**GIVEN EXERCISE**
Copy out every line exactly, passing over the pictures.

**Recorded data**
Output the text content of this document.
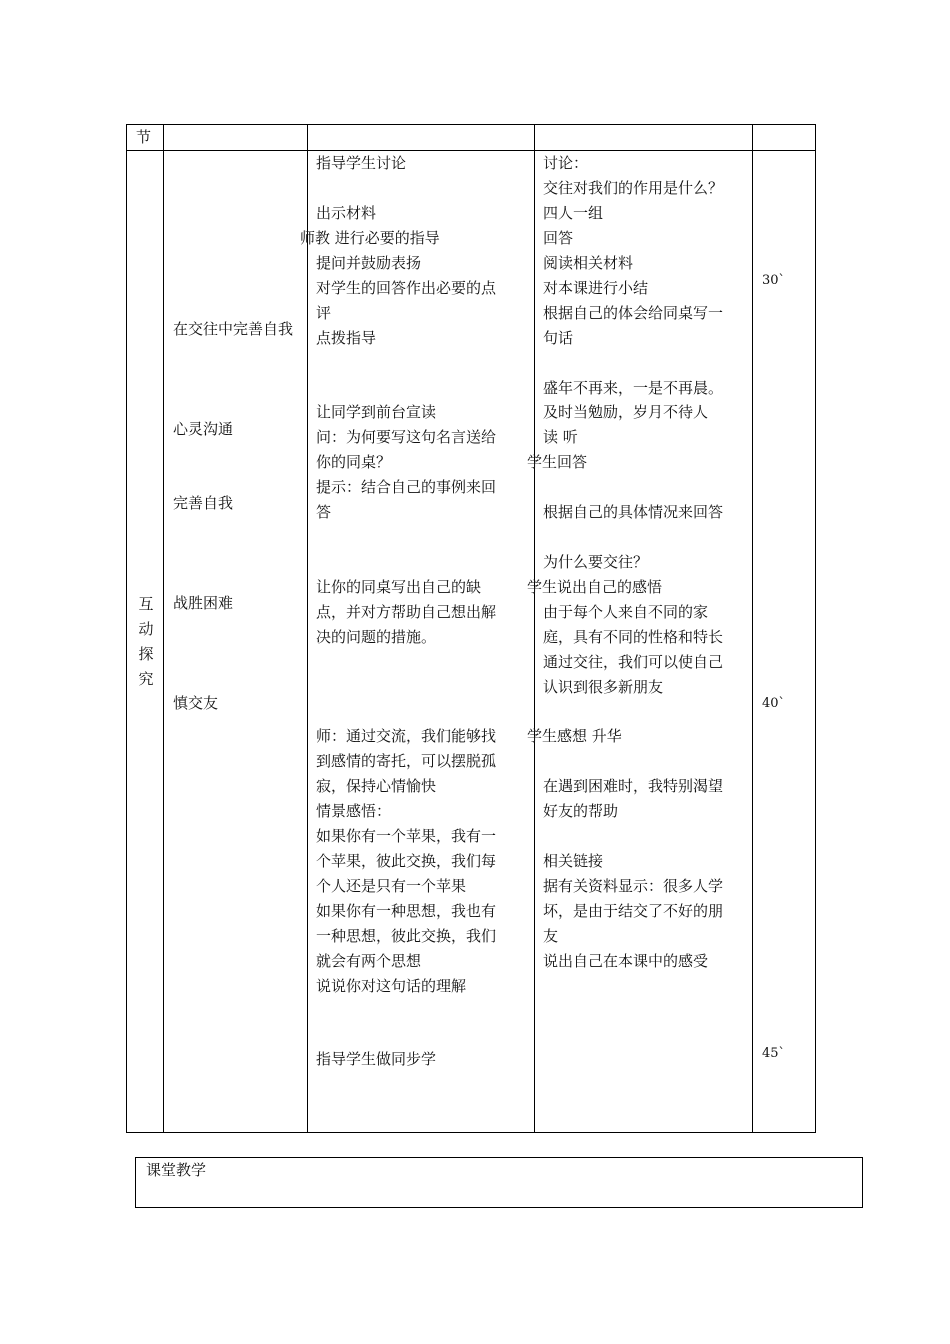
节
互
动
探
究
在交往中完善自我
心灵沟通
完善自我
战胜困难
慎交友
指导学生讨论
出示材料
师教 进行必要的指导
提问并鼓励表扬
对学生的回答作出必要的点
评
点拨指导
让同学到前台宣读
问：为何要写这句名言送给
你的同桌？
提示：结合自己的事例来回
答
让你的同桌写出自己的缺
点，并对方帮助自己想出解
决的问题的措施。
师：通过交流，我们能够找
到感情的寄托，可以摆脱孤
寂，保持心情愉快
情景感悟：
如果你有一个苹果，我有一
个苹果，彼此交换，我们每
个人还是只有一个苹果
如果你有一种思想，我也有
一种思想，彼此交换，我们
就会有两个思想
说说你对这句话的理解
指导学生做同步学
讨论：
交往对我们的作用是什么？
四人一组
回答
阅读相关材料
对本课进行小结
根据自己的体会给同桌写一
句话
盛年不再来，一是不再晨。
及时当勉励，岁月不待人
读 听
学生回答
根据自己的具体情况来回答
为什么要交往？
学生说出自己的感悟
由于每个人来自不同的家
庭，具有不同的性格和特长
通过交往，我们可以使自己
认识到很多新朋友
学生感想 升华
在遇到困难时，我特别渴望
好友的帮助
相关链接
据有关资料显示：很多人学
坏，是由于结交了不好的朋
友
说出自己在本课中的感受
30`
40`
45`
课堂教学
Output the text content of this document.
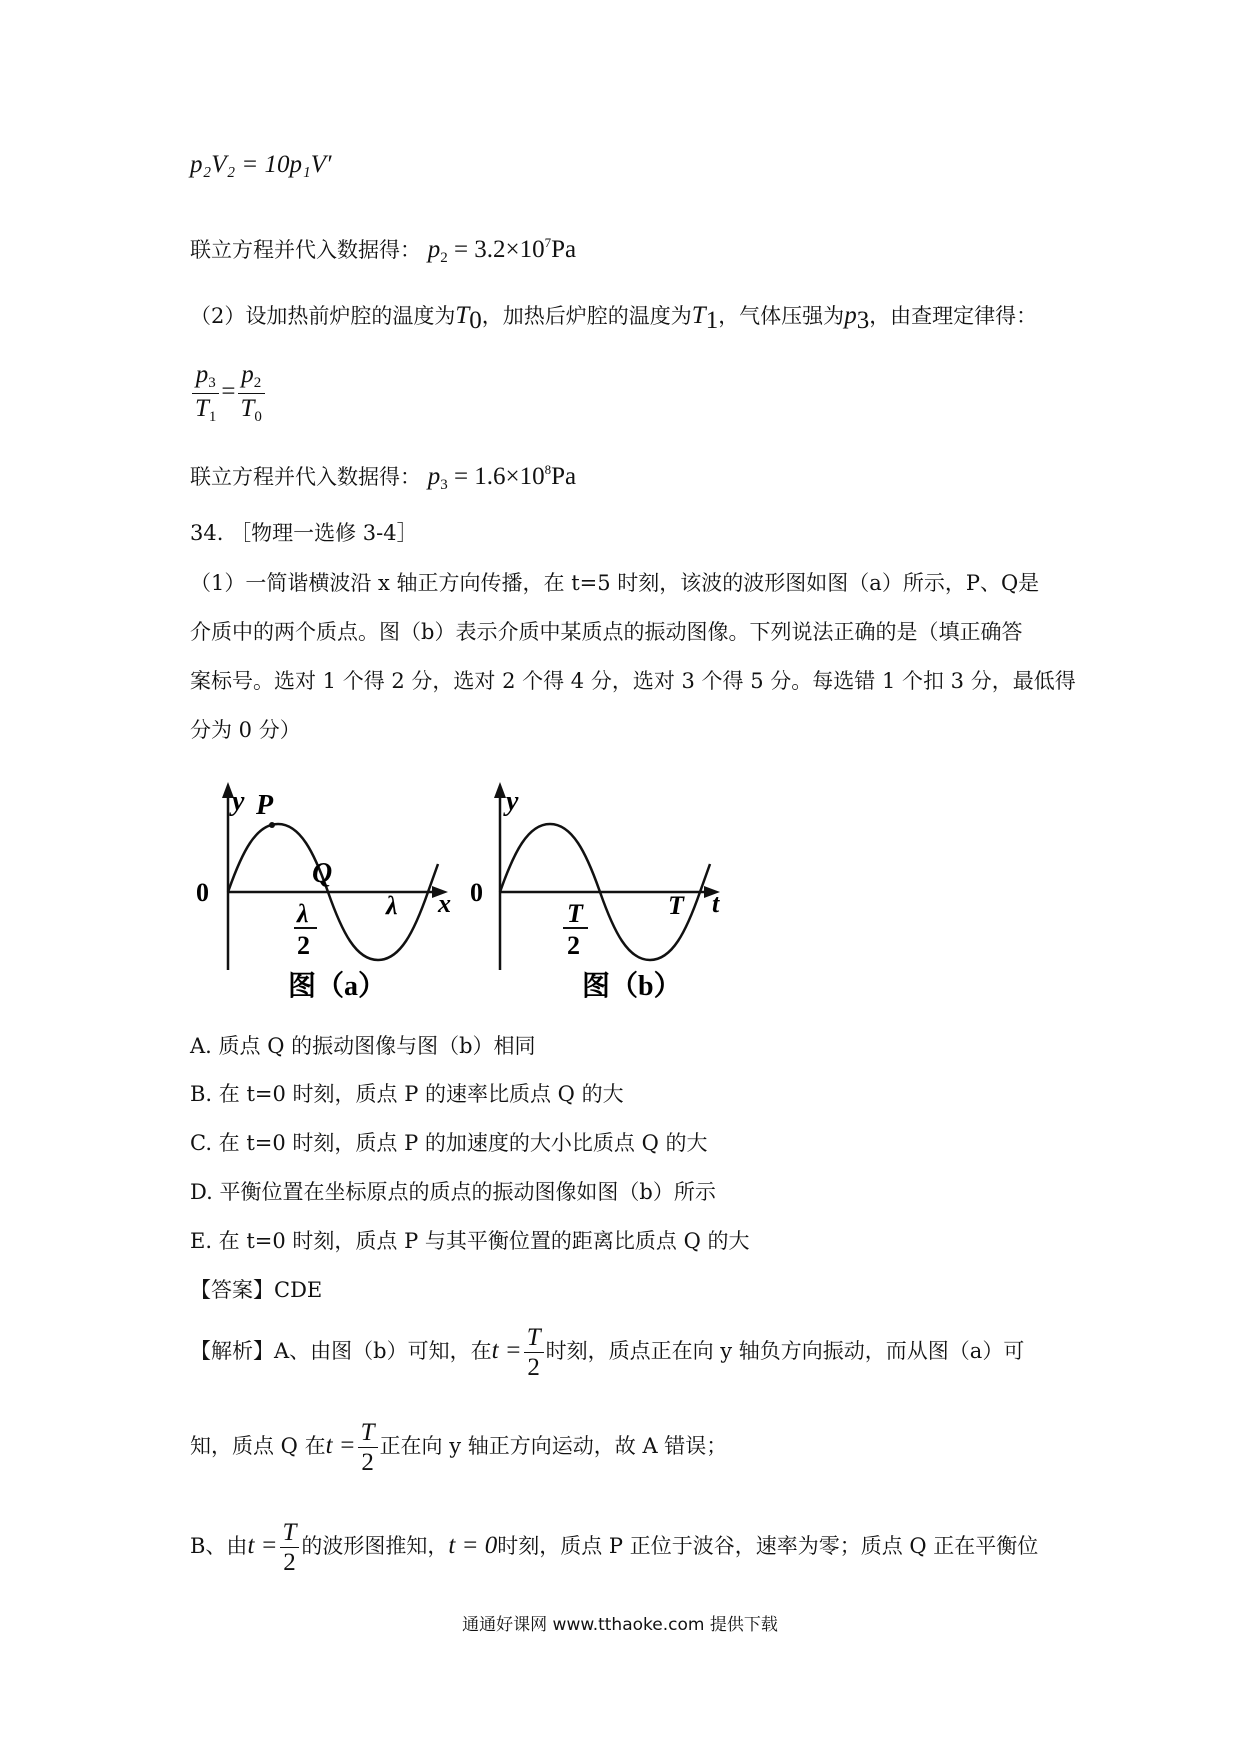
p₂V₂ = 10p₁V′
联立方程并代入数据得： $p_2 = 3.2\times 10^7Pa$
（2）设加热前炉腔的温度为$T_0$，加热后炉腔的温度为$T_1$，气体压强为$p_3$，由查理定律得：
$\frac{p_3}{T_1} = \frac{p_2}{T_0}$
联立方程并代入数据得： $p_3 = 1.6\times 10^8Pa$
34. ［物理一选修 3-4］
（1）一简谐横波沿 x 轴正方向传播，在 t=5 时刻，该波的波形图如图（a）所示，P、Q是
介质中的两个质点。图（b）表示介质中某质点的振动图像。下列说法正确的是（填正确答
案标号。选对 1 个得 2 分，选对 2 个得 4 分，选对 3 个得 5 分。每选错 1 个扣 3 分，最低得
分为 0 分）
y P
Q
0
λ
2
λ x
图（a）
y
0
T
2
T t
图（b）
A. 质点 Q 的振动图像与图（b）相同
B. 在 t=0 时刻，质点 P 的速率比质点 Q 的大
C. 在 t=0 时刻，质点 P 的加速度的大小比质点 Q 的大
D. 平衡位置在坐标原点的质点的振动图像如图（b）所示
E. 在 t=0 时刻，质点 P 与其平衡位置的距离比质点 Q 的大
【答案】CDE
【解析】A、由图（b）可知，在$t = \frac{T}{2}$ 时刻，质点正在向 y 轴负方向振动，而从图（a）可
知，质点 Q 在$t = \frac{T}{2}$ 正在向 y 轴正方向运动，故 A 错误；
B、由$t = \frac{T}{2}$ 的波形图推知，t = 0时刻，质点 P 正位于波谷，速率为零；质点 Q 正在平衡位
通通好课网 www.tthaoke.com 提供下载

**ANSWER TO THE PROBLEM**
Output the text content of this document.
节
互
动
探
究
在交往中完善自我
心灵沟通
完善自我
战胜困难
慎交友
指导学生讨论
出示材料
师教 进行必要的指导
提问并鼓励表扬
对学生的回答作出必要的点
评
点拨指导
让同学到前台宣读
问：为何要写这句名言送给
你的同桌？
提示：结合自己的事例来回
答
让你的同桌写出自己的缺
点，并对方帮助自己想出解
决的问题的措施。
师：通过交流，我们能够找
到感情的寄托，可以摆脱孤
寂，保持心情愉快
情景感悟：
如果你有一个苹果，我有一
个苹果，彼此交换，我们每
个人还是只有一个苹果
如果你有一种思想，我也有
一种思想，彼此交换，我们
就会有两个思想
说说你对这句话的理解
指导学生做同步学
讨论：
交往对我们的作用是什么？
四人一组
回答
阅读相关材料
对本课进行小结
根据自己的体会给同桌写一
句话
盛年不再来，一是不再晨。
及时当勉励，岁月不待人
读 听
学生回答
根据自己的具体情况来回答
为什么要交往？
学生说出自己的感悟
由于每个人来自不同的家
庭，具有不同的性格和特长
通过交往，我们可以使自己
认识到很多新朋友
学生感想 升华
在遇到困难时，我特别渴望
好友的帮助
相关链接
据有关资料显示：很多人学
坏，是由于结交了不好的朋
友
说出自己在本课中的感受
30`
40`
45`
课堂教学
Output the text content of this document.
p₂V₂ = 10p₁V′
联立方程并代入数据得： $p_2 = 3.2\times 10^7Pa$
（2）设加热前炉腔的温度为$T_0$，加热后炉腔的温度为$T_1$，气体压强为$p_3$，由查理定律得：
$\frac{p_3}{T_1} = \frac{p_2}{T_0}$
联立方程并代入数据得： $p_3 = 1.6\times 10^8Pa$
34. ［物理一选修 3-4］
（1）一简谐横波沿 x 轴正方向传播，在 t=5 时刻，该波的波形图如图（a）所示，P、Q是
介质中的两个质点。图（b）表示介质中某质点的振动图像。下列说法正确的是（填正确答
案标号。选对 1 个得 2 分，选对 2 个得 4 分，选对 3 个得 5 分。每选错 1 个扣 3 分，最低得
分为 0 分）
y P
Q
0
λ
2
λ x
图（a）
y
0
T
2
T t
图（b）
A. 质点 Q 的振动图像与图（b）相同
B. 在 t=0 时刻，质点 P 的速率比质点 Q 的大
C. 在 t=0 时刻，质点 P 的加速度的大小比质点 Q 的大
D. 平衡位置在坐标原点的质点的振动图像如图（b）所示
E. 在 t=0 时刻，质点 P 与其平衡位置的距离比质点 Q 的大
【答案】CDE
【解析】A、由图（b）可知，在$t = \frac{T}{2}$ 时刻，质点正在向 y 轴负方向振动，而从图（a）可
知，质点 Q 在$t = \frac{T}{2}$ 正在向 y 轴正方向运动，故 A 错误；
B、由$t = \frac{T}{2}$ 的波形图推知，t = 0时刻，质点 P 正位于波谷，速率为零；质点 Q 正在平衡位
通通好课网 www.tthaoke.com 提供下载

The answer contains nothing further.